▸ **WHAT THE EXERCISE ASKS**
Copy every line in which the string "youtube" occurs.

▸ **Stored items**

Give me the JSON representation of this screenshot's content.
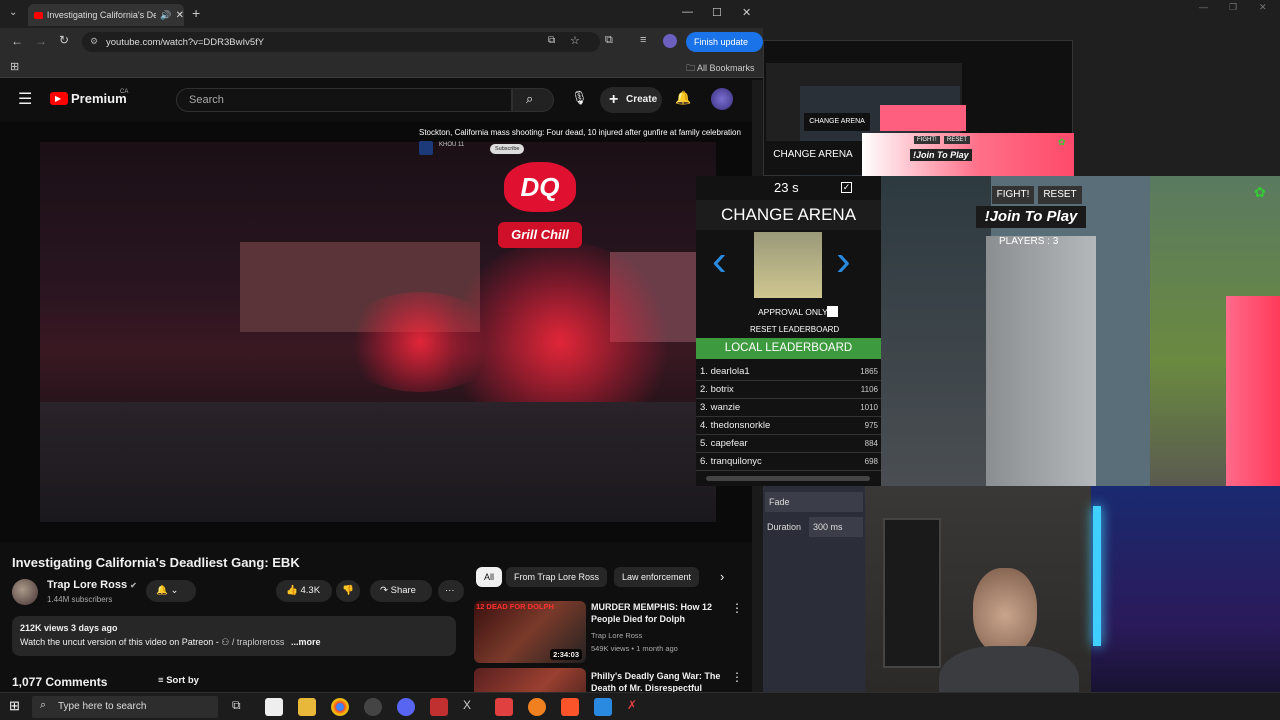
{
  "browser": {
    "tab_title": "Investigating California's De",
    "url": "youtube.com/watch?v=DDR3BwIv5fY",
    "finish_update": "Finish update",
    "all_bookmarks": "All Bookmarks"
  },
  "youtube": {
    "logo_text": "Premium",
    "logo_region": "CA",
    "search_placeholder": "Search",
    "create_label": "Create",
    "video_overlay_title": "Stockton, California mass shooting: Four dead, 10 injured after gunfire at family celebration",
    "video_overlay_channel": "KHOU 11",
    "video_overlay_subscribe": "Subscribe",
    "sign_dq": "DQ",
    "sign_grill": "Grill Chill",
    "video_title": "Investigating California's Deadliest Gang: EBK",
    "channel_name": "Trap Lore Ross",
    "subscribers": "1.44M subscribers",
    "likes": "4.3K",
    "share_label": "Share",
    "views_date": "212K views  3 days ago",
    "description": "Watch the uncut version of this video on Patreon -",
    "patreon_link": "/ traploreross",
    "more_label": "...more",
    "comments_count": "1,077 Comments",
    "sort_by": "Sort by",
    "chips": [
      "All",
      "From Trap Lore Ross",
      "Law enforcement"
    ],
    "recommendations": [
      {
        "title": "MURDER MEMPHIS: How 12 People Died for Dolph",
        "channel": "Trap Lore Ross",
        "meta": "549K views • 1 month ago",
        "duration": "2:34:03",
        "thumb_text": "12 DEAD FOR DOLPH"
      },
      {
        "title": "Philly's Deadly Gang War: The Death of Mr. Disrespectful",
        "channel": "",
        "meta": "",
        "duration": "",
        "thumb_text": ""
      }
    ]
  },
  "game": {
    "timer": "23 s",
    "change_arena": "CHANGE ARENA",
    "approval_only": "APPROVAL ONLY",
    "reset_leaderboard": "RESET LEADERBOARD",
    "local_leaderboard": "LOCAL LEADERBOARD",
    "fight": "FIGHT!",
    "reset": "RESET",
    "join": "!Join To Play",
    "players": "PLAYERS : 3",
    "leaderboard": [
      {
        "rank": "1.",
        "name": "dearlola1",
        "score": "1865"
      },
      {
        "rank": "2.",
        "name": "botrix",
        "score": "1106"
      },
      {
        "rank": "3.",
        "name": "wanzie",
        "score": "1010"
      },
      {
        "rank": "4.",
        "name": "thedonsnorkle",
        "score": "975"
      },
      {
        "rank": "5.",
        "name": "capefear",
        "score": "884"
      },
      {
        "rank": "6.",
        "name": "tranquilonyc",
        "score": "698"
      }
    ],
    "mini_change_arena": "CHANGE ARENA",
    "mini_join": "!Join To Play",
    "mini_fight": "FIGHT!",
    "mini_reset": "RESET"
  },
  "obs": {
    "fade": "Fade",
    "duration_label": "Duration",
    "duration_value": "300 ms"
  },
  "taskbar": {
    "search_placeholder": "Type here to search"
  },
  "colors": {
    "yt_red": "#ff0000",
    "accent_blue": "#1a73e8",
    "leaderboard_green": "#3e9a3e",
    "join_pink": "#ff4f6e"
  }
}
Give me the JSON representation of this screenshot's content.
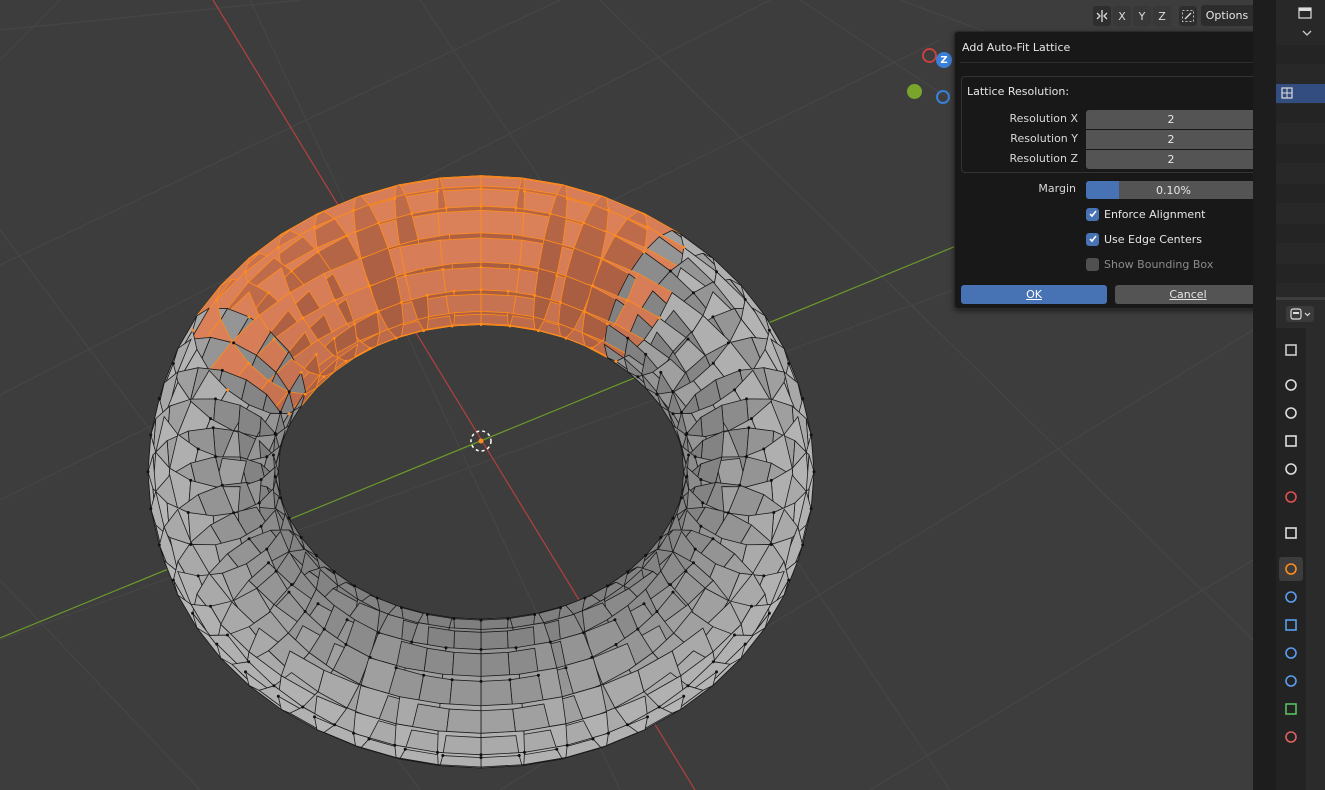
{
  "header": {
    "axis_buttons": [
      "X",
      "Y",
      "Z"
    ],
    "options_label": "Options",
    "icons": [
      "mirror-icon",
      "snap-icon",
      "chevron-down-icon"
    ]
  },
  "gizmo": {
    "z_label": "Z"
  },
  "dialog": {
    "title": "Add Auto-Fit Lattice",
    "section_label": "Lattice Resolution:",
    "resolution": [
      {
        "label": "Resolution X",
        "value": "2"
      },
      {
        "label": "Resolution Y",
        "value": "2"
      },
      {
        "label": "Resolution Z",
        "value": "2"
      }
    ],
    "margin": {
      "label": "Margin",
      "value": "0.10%",
      "fill_fraction": 0.19
    },
    "checkboxes": [
      {
        "label": "Enforce Alignment",
        "checked": true,
        "enabled": true
      },
      {
        "label": "Use Edge Centers",
        "checked": true,
        "enabled": true
      },
      {
        "label": "Show Bounding Box",
        "checked": false,
        "enabled": false
      }
    ],
    "ok_label": "OK",
    "cancel_label": "Cancel"
  },
  "colors": {
    "accent": "#4772b3",
    "selection": "#ff8c1a",
    "x_axis": "#b34040",
    "y_axis": "#6a9a2a"
  },
  "properties_tabs": [
    "tool-icon",
    "render-icon",
    "output-icon",
    "view-layer-icon",
    "scene-icon",
    "world-icon",
    "collection-icon",
    "object-icon",
    "modifier-icon",
    "particles-icon",
    "physics-icon",
    "constraints-icon",
    "data-icon",
    "material-icon"
  ]
}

▸ **EXERCISE RESPONSE**
    "url": "youtube.com/watch?v=DDR3BwIv5fY",
  "youtube": {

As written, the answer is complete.